* **STATED EXERCISE**:
Find the word "left" in the data. Return every line where it appears.

[Dataset excerpts]

+---+

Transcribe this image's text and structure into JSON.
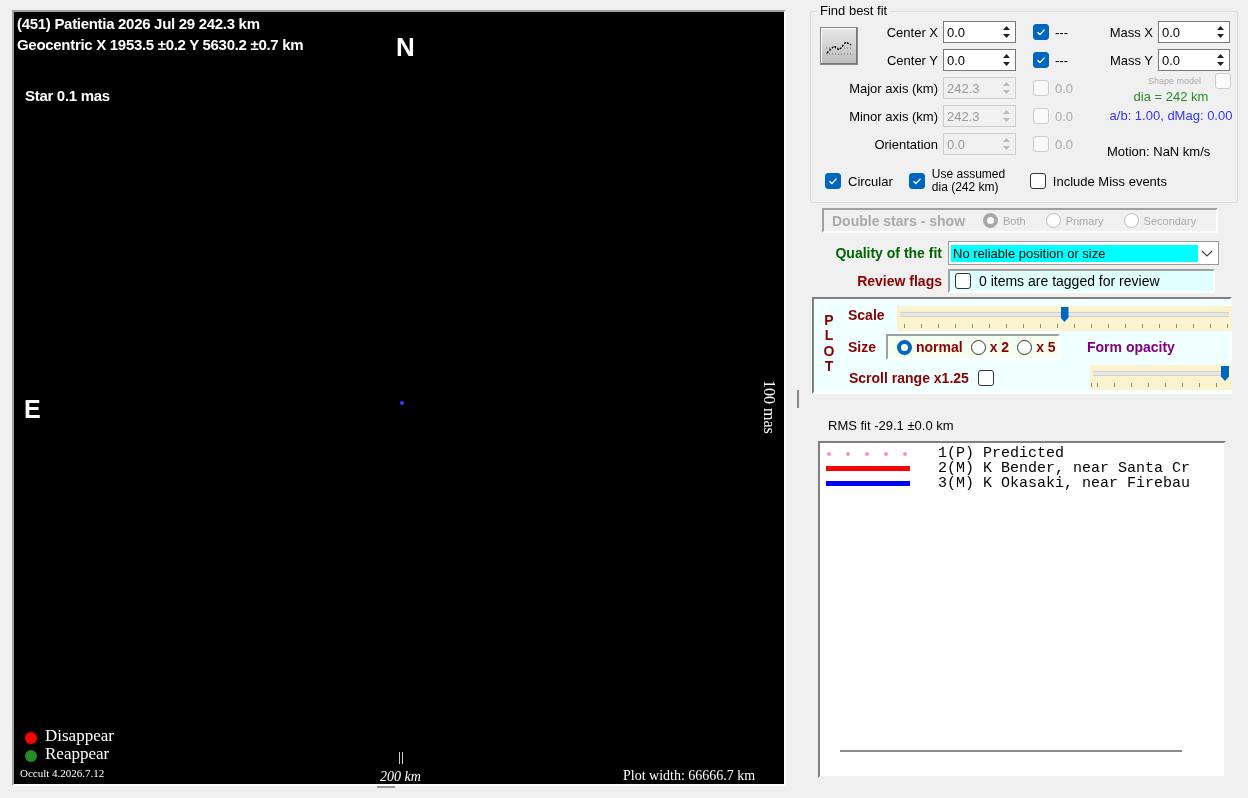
{
  "plot": {
    "title": "(451) Patientia  2026 Jul 29  242.3 km",
    "geocentric": "Geocentric  X  1953.5 ±0.2  Y 5630.2 ±0.7 km",
    "north": "N",
    "east": "E",
    "star": "Star 0.1 mas",
    "vertical_scale": "100 mas",
    "legend": [
      {
        "label": "Disappear",
        "color": "#ff0000"
      },
      {
        "label": "Reappear",
        "color": "#228b22"
      }
    ],
    "version": "Occult 4.2026.7.12",
    "scale_bar": "200 km",
    "plot_width": "Plot width: 66666.7 km"
  },
  "fit": {
    "title": "Find best fit",
    "center": [
      {
        "label": "Center X",
        "value": "0.0",
        "checked": true,
        "check_label": "---",
        "disabled": false
      },
      {
        "label": "Center Y",
        "value": "0.0",
        "checked": true,
        "check_label": "---",
        "disabled": false
      }
    ],
    "mass": [
      {
        "label": "Mass X",
        "value": "0.0"
      },
      {
        "label": "Mass Y",
        "value": "0.0"
      }
    ],
    "shape_model": {
      "label": "Shape model",
      "checked": false,
      "disabled": true
    },
    "axes": [
      {
        "label": "Major axis (km)",
        "value": "242.3",
        "checked": false,
        "check_label": "0.0",
        "disabled": true
      },
      {
        "label": "Minor axis (km)",
        "value": "242.3",
        "checked": false,
        "check_label": "0.0",
        "disabled": true
      },
      {
        "label": "Orientation",
        "value": "0.0",
        "checked": false,
        "check_label": "0.0",
        "disabled": true
      }
    ],
    "dia": "dia = 242 km",
    "ratio": "a/b: 1.00, dMag: 0.00",
    "motion": "Motion: NaN km/s",
    "options": [
      {
        "label": "Circular",
        "checked": true
      },
      {
        "label": "Use assumed dia (242 km)",
        "checked": true
      },
      {
        "label": "Include Miss events",
        "checked": false
      }
    ]
  },
  "double_stars": {
    "label": "Double stars - show",
    "disabled": true,
    "options": [
      {
        "label": "Both",
        "selected": true
      },
      {
        "label": "Primary",
        "selected": false
      },
      {
        "label": "Secondary",
        "selected": false
      }
    ]
  },
  "quality": {
    "label": "Quality of the fit",
    "value": "No reliable position or size"
  },
  "review": {
    "label": "Review flags",
    "checked": false,
    "text": "0 items are tagged for review"
  },
  "plot_settings": {
    "title": "PLOT",
    "scale": {
      "label": "Scale",
      "level": 0.5
    },
    "size": {
      "label": "Size",
      "options": [
        {
          "label": "normal",
          "selected": true
        },
        {
          "label": "x 2",
          "selected": false
        },
        {
          "label": "x 5",
          "selected": false
        }
      ]
    },
    "opacity": {
      "label": "Form opacity",
      "level": 1.0
    },
    "scroll": {
      "label": "Scroll range x1.25",
      "checked": false
    }
  },
  "rms": "RMS fit -29.1 ±0.0 km",
  "observations": [
    {
      "kind": "dotted",
      "color": "#ff88cc",
      "text": "1(P) Predicted"
    },
    {
      "kind": "solid",
      "color": "#ff0000",
      "text": "2(M) K Bender, near Santa Cr"
    },
    {
      "kind": "solid",
      "color": "#0000ff",
      "text": "3(M) K Okasaki, near Firebau"
    }
  ]
}
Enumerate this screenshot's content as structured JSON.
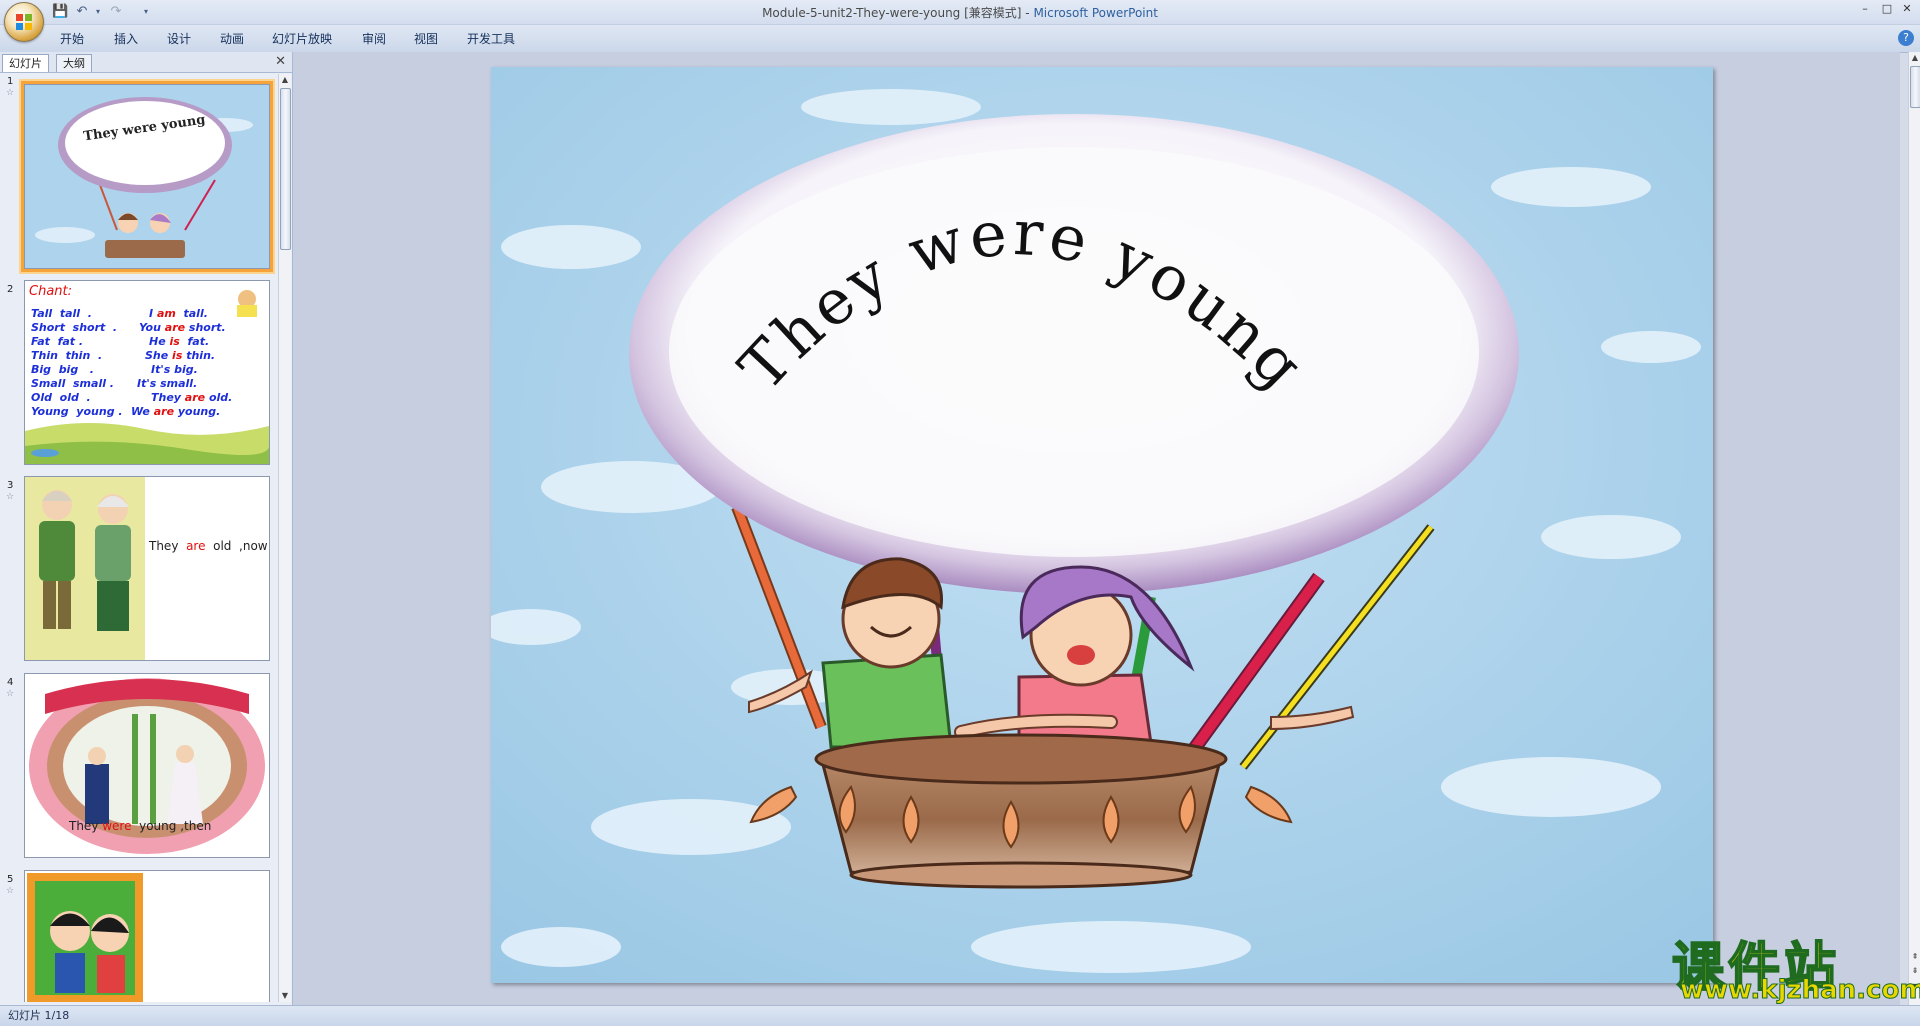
{
  "window": {
    "title": "Module-5-unit2-They-were-young [兼容模式] - ",
    "app_name": "Microsoft PowerPoint"
  },
  "ribbon": {
    "tabs": [
      "开始",
      "插入",
      "设计",
      "动画",
      "幻灯片放映",
      "审阅",
      "视图",
      "开发工具"
    ]
  },
  "pane": {
    "tab_slides": "幻灯片",
    "tab_outline": "大纲"
  },
  "thumbnails": {
    "numbers": [
      "1",
      "2",
      "3",
      "4",
      "5"
    ],
    "slide1_title": "They were young",
    "slide2": {
      "heading": "Chant:",
      "lines": [
        {
          "left": "Tall  tall  .",
          "pre": "I ",
          "verb": "am",
          "post": "  tall."
        },
        {
          "left": "Short  short  .",
          "pre": "You ",
          "verb": "are",
          "post": " short."
        },
        {
          "left": "Fat  fat .",
          "pre": "He ",
          "verb": "is",
          "post": "  fat."
        },
        {
          "left": "Thin  thin  .",
          "pre": "She ",
          "verb": "is",
          "post": " thin."
        },
        {
          "left": "Big  big   .",
          "pre": "It's big.",
          "verb": "",
          "post": ""
        },
        {
          "left": "Small  small .",
          "pre": "It's small.",
          "verb": "",
          "post": ""
        },
        {
          "left": "Old  old  .",
          "pre": "They ",
          "verb": "are",
          "post": " old."
        },
        {
          "left": "Young  young .",
          "pre": "We ",
          "verb": "are",
          "post": " young."
        }
      ]
    },
    "slide3": {
      "pre": "They  ",
      "verb": "are",
      "post": "  old  ,now"
    },
    "slide4": {
      "pre": "They ",
      "verb": "were",
      "post": "  young ,then"
    }
  },
  "slide": {
    "title": "They were young"
  },
  "status": {
    "slide_position": "幻灯片 1/18"
  },
  "watermark": {
    "line1": "课件站",
    "line2": "www.kjzhan.com"
  },
  "colors": {
    "sky": "#aed3ec",
    "balloon_rim": "#b69bc7",
    "accent_red": "#e01010",
    "chant_blue": "#1d2fd8"
  }
}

+---+

* **WRITTEN SOLUTION**:
          "left": "Tall  tall  .",
          "left": "Short  short  .",
          "left": "Fat  fat .",
          "left": "Thin  thin  .",
          "left": "Big  big   .",
          "left": "Small  small .",
          "left": "Old  old  .",
          "left": "Young  young .",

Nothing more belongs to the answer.